» **QUESTIONS ON THE MATERIAL**:
A) In the thread about visiting every node at minimum cost, what does the Traveling Salesman problem require?
B) From the thread about visiting every node at minimum cost, extract the stretch from "I didn’t check" through "may revisit nodes)".
** Opening EXTRACTED TEXT block **
# Min Cost to Visit Every Node - Dynamic Programming / Bitmask

Before looking at the solution, it would be good to research more about the problem and checkout the regular DP solution. Bitmask is cool though.

Explained nicely in this video: https://www.youtube.com/watch?v=iQBxxTZDajU

Implemented with necessary details

``````int dfs(int bitmaskPath, int cur, vector<vector<int>> & graph, vector<vector<int>> &dp) {
int nbits = (1 << graph.size()) - 1;
int ans = INF;
for(int i = 0; i < graph[cur].size(); i++){
int visitedPath = bitmaskPath & 1 << i;
if(visitedPath == 0 && graph[cur][i]) {
int nextbits = bitmaskPath | (1 << i);
ans = min(ans, graph[cur][i] + dfs(nextbits, i, graph, dp));
}
}
}

int min_cost_to_visit_every_node(std::vector<std::vector<int>> graph) {
// WRITE YOUR BRILLIANT CODE HERE
int m = graph.size();

//return bfs(graph);
int bitmask = 1 << 0;
vector<vector<int>> dp(1 << m, vector<int> (m, 0));
int ans = dfs(bitmask, 0, graph, dp);
return ans == INF ? -1 : ans;
}
``````

Test Case#6, I can find path:
0->2->4->3->1->3->7->5->9->4->8->2->6
and get cost 1230 smaller than expected output 1328.
Could anyone verify or explain?

I didn’t check the costs but your path is visiting node 3 twice. The Traveling Salesman problem asks for visiting each node exactly once. This should be better explained in the problem statement.

Great video! But I think that problem has some key differences from this one (undirected, connected, may revisit nodes)
** Closing EXTRACTED TEXT block **
** Opening ENTRIES SHOWN block **
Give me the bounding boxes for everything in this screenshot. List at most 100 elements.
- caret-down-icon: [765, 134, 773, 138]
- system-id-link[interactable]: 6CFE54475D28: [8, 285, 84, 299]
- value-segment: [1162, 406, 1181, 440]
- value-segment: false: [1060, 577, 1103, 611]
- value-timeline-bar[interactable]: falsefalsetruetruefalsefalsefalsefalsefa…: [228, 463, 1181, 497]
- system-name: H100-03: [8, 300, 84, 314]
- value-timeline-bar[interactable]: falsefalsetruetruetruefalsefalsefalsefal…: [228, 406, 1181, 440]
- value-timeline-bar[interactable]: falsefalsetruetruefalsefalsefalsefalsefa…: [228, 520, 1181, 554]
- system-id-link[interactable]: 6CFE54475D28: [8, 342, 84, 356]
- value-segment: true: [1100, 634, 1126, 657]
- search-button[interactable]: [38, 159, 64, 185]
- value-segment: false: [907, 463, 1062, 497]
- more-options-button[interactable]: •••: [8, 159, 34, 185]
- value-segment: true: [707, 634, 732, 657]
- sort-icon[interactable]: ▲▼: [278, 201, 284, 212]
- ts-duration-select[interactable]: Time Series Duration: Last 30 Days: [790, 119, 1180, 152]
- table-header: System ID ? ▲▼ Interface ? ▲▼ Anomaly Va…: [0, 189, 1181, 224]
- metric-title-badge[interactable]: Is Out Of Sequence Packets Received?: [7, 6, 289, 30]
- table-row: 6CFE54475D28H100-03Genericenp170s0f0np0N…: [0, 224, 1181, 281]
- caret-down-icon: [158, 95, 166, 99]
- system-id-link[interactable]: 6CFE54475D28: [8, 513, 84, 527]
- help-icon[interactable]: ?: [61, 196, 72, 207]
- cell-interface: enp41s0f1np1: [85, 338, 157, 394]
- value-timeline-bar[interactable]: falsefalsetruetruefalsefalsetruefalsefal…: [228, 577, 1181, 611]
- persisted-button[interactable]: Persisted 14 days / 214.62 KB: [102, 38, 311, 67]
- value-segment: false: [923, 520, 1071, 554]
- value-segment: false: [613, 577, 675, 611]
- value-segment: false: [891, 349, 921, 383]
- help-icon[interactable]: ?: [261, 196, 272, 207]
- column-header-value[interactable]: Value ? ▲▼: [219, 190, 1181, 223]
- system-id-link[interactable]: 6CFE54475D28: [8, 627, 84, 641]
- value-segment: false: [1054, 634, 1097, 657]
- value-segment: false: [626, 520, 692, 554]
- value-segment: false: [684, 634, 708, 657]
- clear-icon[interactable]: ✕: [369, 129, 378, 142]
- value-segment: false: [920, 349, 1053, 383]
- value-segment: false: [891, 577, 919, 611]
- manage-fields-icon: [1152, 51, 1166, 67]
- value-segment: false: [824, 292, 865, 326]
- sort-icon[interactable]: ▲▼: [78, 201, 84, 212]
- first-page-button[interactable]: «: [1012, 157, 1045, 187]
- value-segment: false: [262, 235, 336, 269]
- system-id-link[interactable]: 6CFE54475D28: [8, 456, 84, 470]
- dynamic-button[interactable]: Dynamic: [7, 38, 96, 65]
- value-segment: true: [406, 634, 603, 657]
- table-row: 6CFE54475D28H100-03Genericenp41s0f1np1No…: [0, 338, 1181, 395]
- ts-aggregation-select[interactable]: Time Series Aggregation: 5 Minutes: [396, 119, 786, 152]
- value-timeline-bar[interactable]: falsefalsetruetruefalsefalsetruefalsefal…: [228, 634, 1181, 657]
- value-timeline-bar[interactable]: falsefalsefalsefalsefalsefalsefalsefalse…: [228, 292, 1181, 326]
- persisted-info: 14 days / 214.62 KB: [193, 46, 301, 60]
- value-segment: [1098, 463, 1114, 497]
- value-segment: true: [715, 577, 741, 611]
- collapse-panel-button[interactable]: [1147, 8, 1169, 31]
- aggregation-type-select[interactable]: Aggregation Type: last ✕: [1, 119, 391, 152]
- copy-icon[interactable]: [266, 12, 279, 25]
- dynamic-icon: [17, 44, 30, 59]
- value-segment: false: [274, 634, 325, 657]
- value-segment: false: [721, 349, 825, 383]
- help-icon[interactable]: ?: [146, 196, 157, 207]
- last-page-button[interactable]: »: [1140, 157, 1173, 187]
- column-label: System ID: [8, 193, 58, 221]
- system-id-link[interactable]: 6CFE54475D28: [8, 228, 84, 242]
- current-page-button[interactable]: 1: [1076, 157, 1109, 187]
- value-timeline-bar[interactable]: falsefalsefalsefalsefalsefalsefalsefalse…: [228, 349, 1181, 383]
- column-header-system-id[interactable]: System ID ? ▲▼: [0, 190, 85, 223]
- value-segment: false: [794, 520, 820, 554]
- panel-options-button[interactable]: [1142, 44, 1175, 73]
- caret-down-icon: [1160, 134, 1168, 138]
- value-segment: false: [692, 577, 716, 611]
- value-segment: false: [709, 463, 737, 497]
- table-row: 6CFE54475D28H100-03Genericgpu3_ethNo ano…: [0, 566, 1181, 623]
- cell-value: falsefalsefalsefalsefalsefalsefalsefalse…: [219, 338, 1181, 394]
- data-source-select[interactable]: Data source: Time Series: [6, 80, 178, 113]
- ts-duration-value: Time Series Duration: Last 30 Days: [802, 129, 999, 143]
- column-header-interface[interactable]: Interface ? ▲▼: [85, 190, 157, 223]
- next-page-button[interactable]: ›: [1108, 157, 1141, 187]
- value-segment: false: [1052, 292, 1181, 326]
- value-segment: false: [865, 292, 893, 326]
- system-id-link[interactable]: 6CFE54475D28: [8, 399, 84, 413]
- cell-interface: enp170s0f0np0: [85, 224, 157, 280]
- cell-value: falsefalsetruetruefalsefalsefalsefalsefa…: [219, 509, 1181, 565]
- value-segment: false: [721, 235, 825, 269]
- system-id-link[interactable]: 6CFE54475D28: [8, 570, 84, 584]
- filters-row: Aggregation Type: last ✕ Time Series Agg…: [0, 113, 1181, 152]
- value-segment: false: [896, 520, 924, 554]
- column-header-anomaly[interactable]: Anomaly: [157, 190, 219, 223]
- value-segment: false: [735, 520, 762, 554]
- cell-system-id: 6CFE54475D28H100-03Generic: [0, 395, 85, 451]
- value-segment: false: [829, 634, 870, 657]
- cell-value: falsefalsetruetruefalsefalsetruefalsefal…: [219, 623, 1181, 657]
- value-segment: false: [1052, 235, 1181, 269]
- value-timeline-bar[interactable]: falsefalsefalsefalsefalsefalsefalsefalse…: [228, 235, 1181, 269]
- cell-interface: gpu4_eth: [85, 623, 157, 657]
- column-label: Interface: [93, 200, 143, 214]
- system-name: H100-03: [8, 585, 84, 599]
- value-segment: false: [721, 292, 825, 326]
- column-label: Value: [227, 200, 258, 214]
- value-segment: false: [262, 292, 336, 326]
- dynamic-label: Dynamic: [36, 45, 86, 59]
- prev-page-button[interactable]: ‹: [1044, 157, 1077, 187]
** Closing ENTRIES SHOWN block **
» **WRITTEN ANSWERS**:
A) Visiting each node exactly once.

B)
I didn’t check the costs but your path is visiting node 3 twice. The Traveling Salesman problem asks for visiting each node exactly once. This should be better explained in the problem statement.

Great video! But I think that problem has some key differences from this one (undirected, connected, may revisit nodes)